§ Problem to solve
Copy each of the rows below verbatim, with no changes.

★ ★ ★ ★ ★ ★ ★

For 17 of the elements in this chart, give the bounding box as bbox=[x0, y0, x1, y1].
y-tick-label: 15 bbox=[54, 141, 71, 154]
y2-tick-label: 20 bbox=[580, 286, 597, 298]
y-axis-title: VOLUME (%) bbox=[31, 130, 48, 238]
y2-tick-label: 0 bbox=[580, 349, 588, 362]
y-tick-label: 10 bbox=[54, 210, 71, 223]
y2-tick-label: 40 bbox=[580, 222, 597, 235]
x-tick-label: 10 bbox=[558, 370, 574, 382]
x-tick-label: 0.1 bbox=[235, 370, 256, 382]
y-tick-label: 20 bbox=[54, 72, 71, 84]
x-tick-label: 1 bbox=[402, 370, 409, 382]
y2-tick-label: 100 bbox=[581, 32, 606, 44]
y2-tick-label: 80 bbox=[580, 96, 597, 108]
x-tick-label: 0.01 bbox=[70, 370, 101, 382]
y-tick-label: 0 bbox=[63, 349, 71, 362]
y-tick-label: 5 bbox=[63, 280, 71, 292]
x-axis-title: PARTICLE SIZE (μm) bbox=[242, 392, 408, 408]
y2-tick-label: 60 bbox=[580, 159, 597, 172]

★ ★ ★ ★ ★ ★ ★

§ Answer to this exercise
For 17 of the elements in this chart, give the bounding box as bbox=[x0, y0, x1, y1].
y-tick-label: 15 bbox=[54, 141, 71, 154]
y2-tick-label: 20 bbox=[580, 286, 597, 298]
y-axis-title: VOLUME (%) bbox=[31, 130, 48, 238]
y2-tick-label: 0 bbox=[580, 349, 588, 362]
y-tick-label: 10 bbox=[54, 210, 71, 223]
y2-tick-label: 40 bbox=[580, 222, 597, 235]
x-tick-label: 10 bbox=[558, 370, 574, 382]
x-tick-label: 0.1 bbox=[235, 370, 256, 382]
y-tick-label: 20 bbox=[54, 72, 71, 84]
x-tick-label: 1 bbox=[402, 370, 409, 382]
y2-tick-label: 100 bbox=[581, 32, 606, 44]
y2-tick-label: 80 bbox=[580, 96, 597, 108]
x-tick-label: 0.01 bbox=[70, 370, 101, 382]
y-tick-label: 0 bbox=[63, 349, 71, 362]
y-tick-label: 5 bbox=[63, 280, 71, 292]
x-axis-title: PARTICLE SIZE (μm) bbox=[242, 392, 408, 408]
y2-tick-label: 60 bbox=[580, 159, 597, 172]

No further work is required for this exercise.